::: Input

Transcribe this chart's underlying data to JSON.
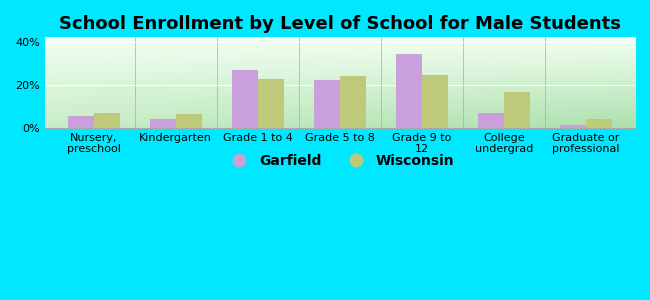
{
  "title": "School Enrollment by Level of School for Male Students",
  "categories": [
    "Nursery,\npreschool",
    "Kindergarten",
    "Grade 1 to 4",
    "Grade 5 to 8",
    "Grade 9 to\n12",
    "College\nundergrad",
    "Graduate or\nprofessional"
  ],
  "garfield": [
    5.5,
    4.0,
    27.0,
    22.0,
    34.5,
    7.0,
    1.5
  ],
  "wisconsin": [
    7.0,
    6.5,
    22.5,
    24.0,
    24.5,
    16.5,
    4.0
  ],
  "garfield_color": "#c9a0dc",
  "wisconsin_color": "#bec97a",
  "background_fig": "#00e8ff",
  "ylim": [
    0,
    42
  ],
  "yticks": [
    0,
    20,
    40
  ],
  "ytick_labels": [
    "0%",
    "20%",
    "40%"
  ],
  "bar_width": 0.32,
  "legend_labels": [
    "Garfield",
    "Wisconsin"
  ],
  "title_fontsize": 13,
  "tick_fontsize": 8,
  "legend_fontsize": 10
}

::::::

### Written exercise
Replicate the material above verbatim; images stay out of the copy.

### Finished answer
Transcribe this chart's underlying data to JSON.
{
  "title": "School Enrollment by Level of School for Male Students",
  "categories": [
    "Nursery,\npreschool",
    "Kindergarten",
    "Grade 1 to 4",
    "Grade 5 to 8",
    "Grade 9 to\n12",
    "College\nundergrad",
    "Graduate or\nprofessional"
  ],
  "garfield": [
    5.5,
    4.0,
    27.0,
    22.0,
    34.5,
    7.0,
    1.5
  ],
  "wisconsin": [
    7.0,
    6.5,
    22.5,
    24.0,
    24.5,
    16.5,
    4.0
  ],
  "garfield_color": "#c9a0dc",
  "wisconsin_color": "#bec97a",
  "background_fig": "#00e8ff",
  "ylim": [
    0,
    42
  ],
  "yticks": [
    0,
    20,
    40
  ],
  "ytick_labels": [
    "0%",
    "20%",
    "40%"
  ],
  "bar_width": 0.32,
  "legend_labels": [
    "Garfield",
    "Wisconsin"
  ],
  "title_fontsize": 13,
  "tick_fontsize": 8,
  "legend_fontsize": 10
}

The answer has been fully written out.